▶ _AIM OF THE TASK_: The data must be written out once more, precisely as given.

# START OF THE DATA

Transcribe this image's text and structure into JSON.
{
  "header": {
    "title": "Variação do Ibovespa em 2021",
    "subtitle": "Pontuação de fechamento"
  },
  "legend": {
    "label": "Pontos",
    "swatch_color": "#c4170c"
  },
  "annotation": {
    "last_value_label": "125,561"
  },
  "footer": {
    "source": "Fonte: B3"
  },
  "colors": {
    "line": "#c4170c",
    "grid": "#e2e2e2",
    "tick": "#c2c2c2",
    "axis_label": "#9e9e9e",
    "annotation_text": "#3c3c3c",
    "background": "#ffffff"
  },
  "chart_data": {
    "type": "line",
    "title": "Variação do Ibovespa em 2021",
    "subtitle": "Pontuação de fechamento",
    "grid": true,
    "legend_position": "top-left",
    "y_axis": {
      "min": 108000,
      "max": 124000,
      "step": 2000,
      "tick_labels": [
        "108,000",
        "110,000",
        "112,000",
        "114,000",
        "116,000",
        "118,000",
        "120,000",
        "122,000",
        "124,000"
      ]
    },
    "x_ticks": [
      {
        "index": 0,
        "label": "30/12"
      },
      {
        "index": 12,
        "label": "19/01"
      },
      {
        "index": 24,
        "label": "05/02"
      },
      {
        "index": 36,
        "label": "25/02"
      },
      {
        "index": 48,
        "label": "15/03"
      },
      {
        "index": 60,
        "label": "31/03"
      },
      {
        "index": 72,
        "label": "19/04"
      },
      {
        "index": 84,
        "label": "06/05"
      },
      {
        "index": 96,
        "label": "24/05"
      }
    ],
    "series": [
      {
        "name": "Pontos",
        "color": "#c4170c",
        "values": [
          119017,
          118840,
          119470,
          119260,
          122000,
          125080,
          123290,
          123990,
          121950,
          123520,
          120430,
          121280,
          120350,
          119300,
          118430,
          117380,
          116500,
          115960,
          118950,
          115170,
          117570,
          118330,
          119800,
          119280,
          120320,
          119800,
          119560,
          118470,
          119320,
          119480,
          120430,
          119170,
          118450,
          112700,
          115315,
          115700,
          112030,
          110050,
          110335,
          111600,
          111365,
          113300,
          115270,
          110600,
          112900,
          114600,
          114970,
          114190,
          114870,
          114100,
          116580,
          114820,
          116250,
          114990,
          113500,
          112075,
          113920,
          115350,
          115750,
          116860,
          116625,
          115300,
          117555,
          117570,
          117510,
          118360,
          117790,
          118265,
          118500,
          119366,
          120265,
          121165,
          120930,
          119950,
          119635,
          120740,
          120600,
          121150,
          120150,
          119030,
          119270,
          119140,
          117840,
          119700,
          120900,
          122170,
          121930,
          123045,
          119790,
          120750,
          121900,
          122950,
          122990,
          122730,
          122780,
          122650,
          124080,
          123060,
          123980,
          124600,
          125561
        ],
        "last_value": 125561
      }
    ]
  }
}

# END OF THE DATA

▶ _WORKED SOLUTION_:
Transcribe this image's text and structure into JSON.
{
  "header": {
    "title": "Variação do Ibovespa em 2021",
    "subtitle": "Pontuação de fechamento"
  },
  "legend": {
    "label": "Pontos",
    "swatch_color": "#c4170c"
  },
  "annotation": {
    "last_value_label": "125,561"
  },
  "footer": {
    "source": "Fonte: B3"
  },
  "colors": {
    "line": "#c4170c",
    "grid": "#e2e2e2",
    "tick": "#c2c2c2",
    "axis_label": "#9e9e9e",
    "annotation_text": "#3c3c3c",
    "background": "#ffffff"
  },
  "chart_data": {
    "type": "line",
    "title": "Variação do Ibovespa em 2021",
    "subtitle": "Pontuação de fechamento",
    "grid": true,
    "legend_position": "top-left",
    "y_axis": {
      "min": 108000,
      "max": 124000,
      "step": 2000,
      "tick_labels": [
        "108,000",
        "110,000",
        "112,000",
        "114,000",
        "116,000",
        "118,000",
        "120,000",
        "122,000",
        "124,000"
      ]
    },
    "x_ticks": [
      {
        "index": 0,
        "label": "30/12"
      },
      {
        "index": 12,
        "label": "19/01"
      },
      {
        "index": 24,
        "label": "05/02"
      },
      {
        "index": 36,
        "label": "25/02"
      },
      {
        "index": 48,
        "label": "15/03"
      },
      {
        "index": 60,
        "label": "31/03"
      },
      {
        "index": 72,
        "label": "19/04"
      },
      {
        "index": 84,
        "label": "06/05"
      },
      {
        "index": 96,
        "label": "24/05"
      }
    ],
    "series": [
      {
        "name": "Pontos",
        "color": "#c4170c",
        "values": [
          119017,
          118840,
          119470,
          119260,
          122000,
          125080,
          123290,
          123990,
          121950,
          123520,
          120430,
          121280,
          120350,
          119300,
          118430,
          117380,
          116500,
          115960,
          118950,
          115170,
          117570,
          118330,
          119800,
          119280,
          120320,
          119800,
          119560,
          118470,
          119320,
          119480,
          120430,
          119170,
          118450,
          112700,
          115315,
          115700,
          112030,
          110050,
          110335,
          111600,
          111365,
          113300,
          115270,
          110600,
          112900,
          114600,
          114970,
          114190,
          114870,
          114100,
          116580,
          114820,
          116250,
          114990,
          113500,
          112075,
          113920,
          115350,
          115750,
          116860,
          116625,
          115300,
          117555,
          117570,
          117510,
          118360,
          117790,
          118265,
          118500,
          119366,
          120265,
          121165,
          120930,
          119950,
          119635,
          120740,
          120600,
          121150,
          120150,
          119030,
          119270,
          119140,
          117840,
          119700,
          120900,
          122170,
          121930,
          123045,
          119790,
          120750,
          121900,
          122950,
          122990,
          122730,
          122780,
          122650,
          124080,
          123060,
          123980,
          124600,
          125561
        ],
        "last_value": 125561
      }
    ]
  }
}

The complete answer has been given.